Please update the data below by changing every "Standard" to "Basis" and keeping everything else the same.
+++ Provided entries
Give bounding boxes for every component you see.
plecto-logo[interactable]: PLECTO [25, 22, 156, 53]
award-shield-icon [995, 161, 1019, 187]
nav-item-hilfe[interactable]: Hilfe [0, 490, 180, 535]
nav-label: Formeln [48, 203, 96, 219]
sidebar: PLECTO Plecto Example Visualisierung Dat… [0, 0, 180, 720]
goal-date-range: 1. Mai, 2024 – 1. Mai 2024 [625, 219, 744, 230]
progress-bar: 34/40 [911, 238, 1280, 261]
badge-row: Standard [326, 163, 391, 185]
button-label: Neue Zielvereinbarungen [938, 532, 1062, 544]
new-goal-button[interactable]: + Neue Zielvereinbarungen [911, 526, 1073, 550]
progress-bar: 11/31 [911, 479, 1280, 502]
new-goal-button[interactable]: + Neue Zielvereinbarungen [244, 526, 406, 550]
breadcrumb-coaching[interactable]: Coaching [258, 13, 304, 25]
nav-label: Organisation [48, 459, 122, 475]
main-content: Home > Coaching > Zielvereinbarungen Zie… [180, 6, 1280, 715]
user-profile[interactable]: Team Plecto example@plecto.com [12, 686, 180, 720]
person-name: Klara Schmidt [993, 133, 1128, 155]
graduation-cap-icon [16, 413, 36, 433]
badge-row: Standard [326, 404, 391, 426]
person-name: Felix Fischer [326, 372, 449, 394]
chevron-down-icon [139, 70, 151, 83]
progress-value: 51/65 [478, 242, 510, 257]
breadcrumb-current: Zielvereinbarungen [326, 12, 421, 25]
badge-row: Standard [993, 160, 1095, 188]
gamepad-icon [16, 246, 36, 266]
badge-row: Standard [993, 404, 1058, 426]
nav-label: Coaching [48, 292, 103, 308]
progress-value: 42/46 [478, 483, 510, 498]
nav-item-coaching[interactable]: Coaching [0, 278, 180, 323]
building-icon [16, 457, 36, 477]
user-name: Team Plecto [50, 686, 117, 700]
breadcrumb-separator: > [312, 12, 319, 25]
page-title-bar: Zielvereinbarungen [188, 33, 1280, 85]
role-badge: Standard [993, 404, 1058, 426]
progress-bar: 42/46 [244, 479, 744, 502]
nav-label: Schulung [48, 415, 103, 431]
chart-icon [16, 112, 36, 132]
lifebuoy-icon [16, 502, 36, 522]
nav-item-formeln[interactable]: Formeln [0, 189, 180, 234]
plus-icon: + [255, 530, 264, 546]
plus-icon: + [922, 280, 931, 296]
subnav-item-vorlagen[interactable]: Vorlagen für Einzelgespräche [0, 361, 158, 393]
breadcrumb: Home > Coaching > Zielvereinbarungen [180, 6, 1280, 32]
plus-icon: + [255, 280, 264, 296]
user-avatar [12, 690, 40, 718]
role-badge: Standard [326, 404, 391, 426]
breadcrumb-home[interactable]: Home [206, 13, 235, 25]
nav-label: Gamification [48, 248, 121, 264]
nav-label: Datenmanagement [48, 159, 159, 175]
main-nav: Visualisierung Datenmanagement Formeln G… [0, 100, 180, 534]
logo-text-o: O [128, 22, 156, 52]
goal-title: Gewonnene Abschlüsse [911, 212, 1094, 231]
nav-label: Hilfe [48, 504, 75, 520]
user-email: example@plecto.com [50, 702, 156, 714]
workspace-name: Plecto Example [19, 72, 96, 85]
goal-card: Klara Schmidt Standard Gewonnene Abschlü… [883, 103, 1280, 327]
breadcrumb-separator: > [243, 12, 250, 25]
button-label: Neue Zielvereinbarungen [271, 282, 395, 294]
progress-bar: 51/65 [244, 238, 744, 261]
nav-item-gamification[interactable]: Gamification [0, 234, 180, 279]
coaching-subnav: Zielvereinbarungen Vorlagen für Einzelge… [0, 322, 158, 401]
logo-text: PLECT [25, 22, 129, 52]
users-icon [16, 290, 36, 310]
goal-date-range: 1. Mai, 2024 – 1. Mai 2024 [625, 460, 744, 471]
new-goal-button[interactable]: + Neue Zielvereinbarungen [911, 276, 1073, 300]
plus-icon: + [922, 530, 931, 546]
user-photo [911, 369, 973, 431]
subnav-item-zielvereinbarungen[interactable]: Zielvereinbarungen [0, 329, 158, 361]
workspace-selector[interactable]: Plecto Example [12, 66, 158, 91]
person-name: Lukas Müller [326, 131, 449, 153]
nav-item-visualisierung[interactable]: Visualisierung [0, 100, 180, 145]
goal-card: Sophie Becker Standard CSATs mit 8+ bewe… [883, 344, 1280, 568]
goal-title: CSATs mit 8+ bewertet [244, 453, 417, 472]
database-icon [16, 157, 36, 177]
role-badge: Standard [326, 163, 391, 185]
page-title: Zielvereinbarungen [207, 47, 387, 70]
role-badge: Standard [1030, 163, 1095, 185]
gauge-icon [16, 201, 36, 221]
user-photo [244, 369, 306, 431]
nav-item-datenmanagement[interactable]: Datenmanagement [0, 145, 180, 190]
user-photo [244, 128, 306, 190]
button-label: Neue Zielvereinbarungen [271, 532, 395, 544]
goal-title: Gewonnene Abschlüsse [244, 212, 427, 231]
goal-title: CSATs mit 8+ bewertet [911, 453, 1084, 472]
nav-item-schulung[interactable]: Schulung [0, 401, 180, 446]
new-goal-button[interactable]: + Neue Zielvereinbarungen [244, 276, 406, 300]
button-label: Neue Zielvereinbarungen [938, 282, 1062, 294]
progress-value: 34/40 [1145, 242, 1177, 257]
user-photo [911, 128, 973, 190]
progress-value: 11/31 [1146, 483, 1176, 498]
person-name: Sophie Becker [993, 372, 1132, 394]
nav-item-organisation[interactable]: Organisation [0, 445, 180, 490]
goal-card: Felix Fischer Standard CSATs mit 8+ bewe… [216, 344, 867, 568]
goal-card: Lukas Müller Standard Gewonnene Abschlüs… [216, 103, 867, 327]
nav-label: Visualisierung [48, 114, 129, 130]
++++++
*Response to the task*
Give bounding boxes for every component you see.
plecto-logo[interactable]: PLECTO [25, 22, 156, 53]
award-shield-icon [995, 161, 1019, 187]
nav-item-hilfe[interactable]: Hilfe [0, 490, 180, 535]
nav-label: Formeln [48, 203, 96, 219]
sidebar: PLECTO Plecto Example Visualisierung Dat… [0, 0, 180, 720]
goal-date-range: 1. Mai, 2024 – 1. Mai 2024 [625, 219, 744, 230]
progress-bar: 34/40 [911, 238, 1280, 261]
badge-row: Basis [326, 163, 391, 185]
button-label: Neue Zielvereinbarungen [938, 532, 1062, 544]
new-goal-button[interactable]: + Neue Zielvereinbarungen [911, 526, 1073, 550]
progress-bar: 11/31 [911, 479, 1280, 502]
new-goal-button[interactable]: + Neue Zielvereinbarungen [244, 526, 406, 550]
breadcrumb-coaching[interactable]: Coaching [258, 13, 304, 25]
nav-label: Organisation [48, 459, 122, 475]
main-content: Home > Coaching > Zielvereinbarungen Zie… [180, 6, 1280, 715]
user-profile[interactable]: Team Plecto example@plecto.com [12, 686, 180, 720]
person-name: Klara Schmidt [993, 133, 1128, 155]
graduation-cap-icon [16, 413, 36, 433]
badge-row: Basis [326, 404, 391, 426]
person-name: Felix Fischer [326, 372, 449, 394]
chevron-down-icon [139, 70, 151, 83]
progress-value: 51/65 [478, 242, 510, 257]
breadcrumb-current: Zielvereinbarungen [326, 12, 421, 25]
badge-row: Basis [993, 160, 1095, 188]
gamepad-icon [16, 246, 36, 266]
badge-row: Basis [993, 404, 1058, 426]
nav-label: Coaching [48, 292, 103, 308]
progress-value: 42/46 [478, 483, 510, 498]
nav-item-coaching[interactable]: Coaching [0, 278, 180, 323]
building-icon [16, 457, 36, 477]
user-name: Team Plecto [50, 686, 117, 700]
breadcrumb-separator: > [312, 12, 319, 25]
page-title-bar: Zielvereinbarungen [188, 33, 1280, 85]
role-badge: Basis [993, 404, 1058, 426]
progress-bar: 42/46 [244, 479, 744, 502]
nav-label: Schulung [48, 415, 103, 431]
chart-icon [16, 112, 36, 132]
lifebuoy-icon [16, 502, 36, 522]
nav-item-formeln[interactable]: Formeln [0, 189, 180, 234]
plus-icon: + [255, 530, 264, 546]
plus-icon: + [922, 280, 931, 296]
subnav-item-vorlagen[interactable]: Vorlagen für Einzelgespräche [0, 361, 158, 393]
breadcrumb: Home > Coaching > Zielvereinbarungen [180, 6, 1280, 32]
plus-icon: + [255, 280, 264, 296]
user-avatar [12, 690, 40, 718]
role-badge: Basis [326, 404, 391, 426]
breadcrumb-home[interactable]: Home [206, 13, 235, 25]
nav-label: Gamification [48, 248, 121, 264]
nav-label: Datenmanagement [48, 159, 159, 175]
main-nav: Visualisierung Datenmanagement Formeln G… [0, 100, 180, 534]
logo-text-o: O [128, 22, 156, 52]
goal-title: Gewonnene Abschlüsse [911, 212, 1094, 231]
nav-label: Hilfe [48, 504, 75, 520]
user-email: example@plecto.com [50, 702, 156, 714]
workspace-name: Plecto Example [19, 72, 96, 85]
goal-card: Klara Schmidt Basis Gewonnene Abschlü… [883, 103, 1280, 327]
breadcrumb-separator: > [243, 12, 250, 25]
button-label: Neue Zielvereinbarungen [271, 282, 395, 294]
progress-bar: 51/65 [244, 238, 744, 261]
nav-item-gamification[interactable]: Gamification [0, 234, 180, 279]
coaching-subnav: Zielvereinbarungen Vorlagen für Einzelge… [0, 322, 158, 401]
logo-text: PLECT [25, 22, 129, 52]
users-icon [16, 290, 36, 310]
goal-date-range: 1. Mai, 2024 – 1. Mai 2024 [625, 460, 744, 471]
new-goal-button[interactable]: + Neue Zielvereinbarungen [911, 276, 1073, 300]
plus-icon: + [922, 530, 931, 546]
user-photo [911, 369, 973, 431]
subnav-item-zielvereinbarungen[interactable]: Zielvereinbarungen [0, 329, 158, 361]
workspace-selector[interactable]: Plecto Example [12, 66, 158, 91]
person-name: Lukas Müller [326, 131, 449, 153]
nav-item-visualisierung[interactable]: Visualisierung [0, 100, 180, 145]
goal-card: Sophie Becker Basis CSATs mit 8+ bewe… [883, 344, 1280, 568]
goal-title: CSATs mit 8+ bewertet [244, 453, 417, 472]
database-icon [16, 157, 36, 177]
role-badge: Basis [326, 163, 391, 185]
page-title: Zielvereinbarungen [207, 47, 387, 70]
role-badge: Basis [1030, 163, 1095, 185]
gauge-icon [16, 201, 36, 221]
user-photo [244, 369, 306, 431]
nav-item-datenmanagement[interactable]: Datenmanagement [0, 145, 180, 190]
user-photo [244, 128, 306, 190]
button-label: Neue Zielvereinbarungen [271, 532, 395, 544]
goal-title: Gewonnene Abschlüsse [244, 212, 427, 231]
goal-title: CSATs mit 8+ bewertet [911, 453, 1084, 472]
nav-item-schulung[interactable]: Schulung [0, 401, 180, 446]
new-goal-button[interactable]: + Neue Zielvereinbarungen [244, 276, 406, 300]
button-label: Neue Zielvereinbarungen [938, 282, 1062, 294]
progress-value: 34/40 [1145, 242, 1177, 257]
user-photo [911, 128, 973, 190]
progress-value: 11/31 [1146, 483, 1176, 498]
person-name: Sophie Becker [993, 372, 1132, 394]
nav-item-organisation[interactable]: Organisation [0, 445, 180, 490]
goal-card: Felix Fischer Basis CSATs mit 8+ bewe… [216, 344, 867, 568]
goal-card: Lukas Müller Basis Gewonnene Abschlüs… [216, 103, 867, 327]
nav-label: Visualisierung [48, 114, 129, 130]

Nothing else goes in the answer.